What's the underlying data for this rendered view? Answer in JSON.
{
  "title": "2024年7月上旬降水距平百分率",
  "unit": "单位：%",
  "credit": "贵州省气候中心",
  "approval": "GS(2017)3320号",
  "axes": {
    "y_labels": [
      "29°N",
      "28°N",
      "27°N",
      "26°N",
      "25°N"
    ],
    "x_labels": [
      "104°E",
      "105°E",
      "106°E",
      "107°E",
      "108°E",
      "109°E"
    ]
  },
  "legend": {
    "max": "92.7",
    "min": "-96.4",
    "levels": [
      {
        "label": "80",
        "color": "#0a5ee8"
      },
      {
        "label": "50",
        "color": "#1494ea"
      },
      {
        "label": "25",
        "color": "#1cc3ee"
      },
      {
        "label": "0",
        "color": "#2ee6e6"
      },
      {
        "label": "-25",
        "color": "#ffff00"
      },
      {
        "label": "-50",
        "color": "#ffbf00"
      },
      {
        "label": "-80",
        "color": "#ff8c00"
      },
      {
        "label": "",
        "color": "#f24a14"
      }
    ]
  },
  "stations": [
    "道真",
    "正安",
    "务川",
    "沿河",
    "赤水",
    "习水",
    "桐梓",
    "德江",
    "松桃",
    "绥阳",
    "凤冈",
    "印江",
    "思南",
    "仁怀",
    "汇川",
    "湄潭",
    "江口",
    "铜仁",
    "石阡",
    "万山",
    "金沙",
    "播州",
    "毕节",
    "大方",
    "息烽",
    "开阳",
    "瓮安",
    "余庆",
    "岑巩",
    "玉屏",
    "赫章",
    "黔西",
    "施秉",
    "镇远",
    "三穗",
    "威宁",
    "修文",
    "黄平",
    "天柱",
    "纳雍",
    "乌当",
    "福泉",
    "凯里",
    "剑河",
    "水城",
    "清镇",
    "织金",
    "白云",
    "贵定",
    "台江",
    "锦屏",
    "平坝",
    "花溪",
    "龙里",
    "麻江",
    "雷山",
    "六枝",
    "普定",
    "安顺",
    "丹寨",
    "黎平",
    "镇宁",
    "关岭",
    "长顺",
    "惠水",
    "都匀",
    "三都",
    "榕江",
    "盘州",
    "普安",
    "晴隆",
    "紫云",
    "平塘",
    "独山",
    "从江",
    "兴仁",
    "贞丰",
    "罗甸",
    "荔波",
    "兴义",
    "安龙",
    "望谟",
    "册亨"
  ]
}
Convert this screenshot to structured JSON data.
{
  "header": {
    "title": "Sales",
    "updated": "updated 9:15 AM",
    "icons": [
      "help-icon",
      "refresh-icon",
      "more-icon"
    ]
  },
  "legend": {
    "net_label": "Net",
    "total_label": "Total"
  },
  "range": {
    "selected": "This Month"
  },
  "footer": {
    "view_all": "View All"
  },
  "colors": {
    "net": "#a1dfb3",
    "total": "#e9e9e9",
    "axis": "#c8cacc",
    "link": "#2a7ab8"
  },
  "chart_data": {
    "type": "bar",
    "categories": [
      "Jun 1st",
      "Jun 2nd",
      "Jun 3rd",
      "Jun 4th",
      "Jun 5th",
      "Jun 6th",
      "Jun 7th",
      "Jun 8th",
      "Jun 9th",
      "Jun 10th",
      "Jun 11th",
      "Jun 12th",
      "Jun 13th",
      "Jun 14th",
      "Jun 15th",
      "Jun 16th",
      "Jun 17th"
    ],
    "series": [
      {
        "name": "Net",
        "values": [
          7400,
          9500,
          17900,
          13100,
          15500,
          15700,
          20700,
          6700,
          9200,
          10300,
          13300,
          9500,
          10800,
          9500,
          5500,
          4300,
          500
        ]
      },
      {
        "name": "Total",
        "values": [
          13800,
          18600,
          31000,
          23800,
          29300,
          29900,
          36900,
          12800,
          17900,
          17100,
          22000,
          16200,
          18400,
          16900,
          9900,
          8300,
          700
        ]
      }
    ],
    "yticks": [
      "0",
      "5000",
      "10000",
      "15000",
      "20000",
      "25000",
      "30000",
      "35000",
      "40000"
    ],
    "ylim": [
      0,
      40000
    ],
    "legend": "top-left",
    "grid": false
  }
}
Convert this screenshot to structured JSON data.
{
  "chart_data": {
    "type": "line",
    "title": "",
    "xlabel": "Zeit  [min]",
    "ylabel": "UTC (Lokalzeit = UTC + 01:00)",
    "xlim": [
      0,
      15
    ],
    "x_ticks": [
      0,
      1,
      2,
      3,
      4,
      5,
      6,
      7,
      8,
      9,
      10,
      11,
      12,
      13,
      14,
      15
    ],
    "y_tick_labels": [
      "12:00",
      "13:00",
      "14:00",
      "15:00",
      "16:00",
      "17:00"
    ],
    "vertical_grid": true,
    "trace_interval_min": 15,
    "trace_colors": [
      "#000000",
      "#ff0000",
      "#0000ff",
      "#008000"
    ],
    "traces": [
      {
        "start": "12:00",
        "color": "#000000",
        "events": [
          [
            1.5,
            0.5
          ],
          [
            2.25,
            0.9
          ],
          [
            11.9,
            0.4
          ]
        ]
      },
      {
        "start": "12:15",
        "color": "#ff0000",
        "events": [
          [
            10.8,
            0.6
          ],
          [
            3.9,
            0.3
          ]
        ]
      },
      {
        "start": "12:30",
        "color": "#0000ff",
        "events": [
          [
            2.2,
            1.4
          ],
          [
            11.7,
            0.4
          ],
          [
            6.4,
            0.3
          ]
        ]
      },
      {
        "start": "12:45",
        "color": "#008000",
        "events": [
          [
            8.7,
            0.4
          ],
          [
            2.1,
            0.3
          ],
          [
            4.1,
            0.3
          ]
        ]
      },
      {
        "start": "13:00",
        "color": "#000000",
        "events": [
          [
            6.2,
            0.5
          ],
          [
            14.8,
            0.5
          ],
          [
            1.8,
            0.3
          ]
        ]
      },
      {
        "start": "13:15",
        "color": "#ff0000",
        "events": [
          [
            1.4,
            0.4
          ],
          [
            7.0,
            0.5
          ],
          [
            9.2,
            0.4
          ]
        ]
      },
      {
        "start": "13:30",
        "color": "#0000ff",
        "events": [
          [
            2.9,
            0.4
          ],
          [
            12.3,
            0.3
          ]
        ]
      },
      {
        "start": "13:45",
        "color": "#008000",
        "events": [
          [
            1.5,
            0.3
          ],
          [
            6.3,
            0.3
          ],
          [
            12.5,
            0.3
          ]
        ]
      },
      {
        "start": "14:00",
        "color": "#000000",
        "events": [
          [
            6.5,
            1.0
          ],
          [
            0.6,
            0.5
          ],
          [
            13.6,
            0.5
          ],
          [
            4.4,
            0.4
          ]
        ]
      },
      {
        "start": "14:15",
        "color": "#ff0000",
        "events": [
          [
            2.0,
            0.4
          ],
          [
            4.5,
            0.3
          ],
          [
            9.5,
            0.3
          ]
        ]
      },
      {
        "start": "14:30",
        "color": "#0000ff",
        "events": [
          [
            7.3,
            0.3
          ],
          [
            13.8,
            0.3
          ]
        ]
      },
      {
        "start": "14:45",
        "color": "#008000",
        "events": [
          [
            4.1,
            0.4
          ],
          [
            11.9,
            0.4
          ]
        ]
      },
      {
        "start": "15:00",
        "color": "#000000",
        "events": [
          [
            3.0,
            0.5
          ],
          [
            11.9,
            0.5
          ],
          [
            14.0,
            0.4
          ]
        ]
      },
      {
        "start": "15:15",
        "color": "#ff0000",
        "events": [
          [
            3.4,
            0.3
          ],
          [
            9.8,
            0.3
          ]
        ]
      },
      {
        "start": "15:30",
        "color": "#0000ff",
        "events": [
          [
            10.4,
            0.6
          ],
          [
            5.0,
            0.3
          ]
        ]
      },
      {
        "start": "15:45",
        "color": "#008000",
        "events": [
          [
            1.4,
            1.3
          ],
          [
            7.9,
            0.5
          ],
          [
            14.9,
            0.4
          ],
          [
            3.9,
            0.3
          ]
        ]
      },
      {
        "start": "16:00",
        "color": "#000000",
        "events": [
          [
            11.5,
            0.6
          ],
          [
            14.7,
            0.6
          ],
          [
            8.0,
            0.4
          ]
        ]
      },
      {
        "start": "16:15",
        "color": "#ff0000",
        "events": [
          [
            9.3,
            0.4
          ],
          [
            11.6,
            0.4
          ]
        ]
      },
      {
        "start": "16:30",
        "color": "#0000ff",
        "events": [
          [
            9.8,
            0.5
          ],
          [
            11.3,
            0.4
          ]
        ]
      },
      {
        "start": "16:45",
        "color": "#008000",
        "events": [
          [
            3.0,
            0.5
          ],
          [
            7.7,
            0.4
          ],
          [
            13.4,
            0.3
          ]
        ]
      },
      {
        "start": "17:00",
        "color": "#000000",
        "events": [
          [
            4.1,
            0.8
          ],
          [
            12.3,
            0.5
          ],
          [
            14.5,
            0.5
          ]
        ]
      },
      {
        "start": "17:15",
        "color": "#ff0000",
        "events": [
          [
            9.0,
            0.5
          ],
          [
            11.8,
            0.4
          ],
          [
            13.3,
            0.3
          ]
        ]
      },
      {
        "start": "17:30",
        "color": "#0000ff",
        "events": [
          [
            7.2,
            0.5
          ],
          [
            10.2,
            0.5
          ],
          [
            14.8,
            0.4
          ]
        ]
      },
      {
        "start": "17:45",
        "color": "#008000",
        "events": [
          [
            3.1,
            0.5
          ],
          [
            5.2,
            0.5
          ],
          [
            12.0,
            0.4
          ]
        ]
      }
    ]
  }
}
——————
*CHALLENGE:* Looking at the records above, work out how many lines include the word "title", then give that number by itself.

*SOLVED PROBLEM:* 3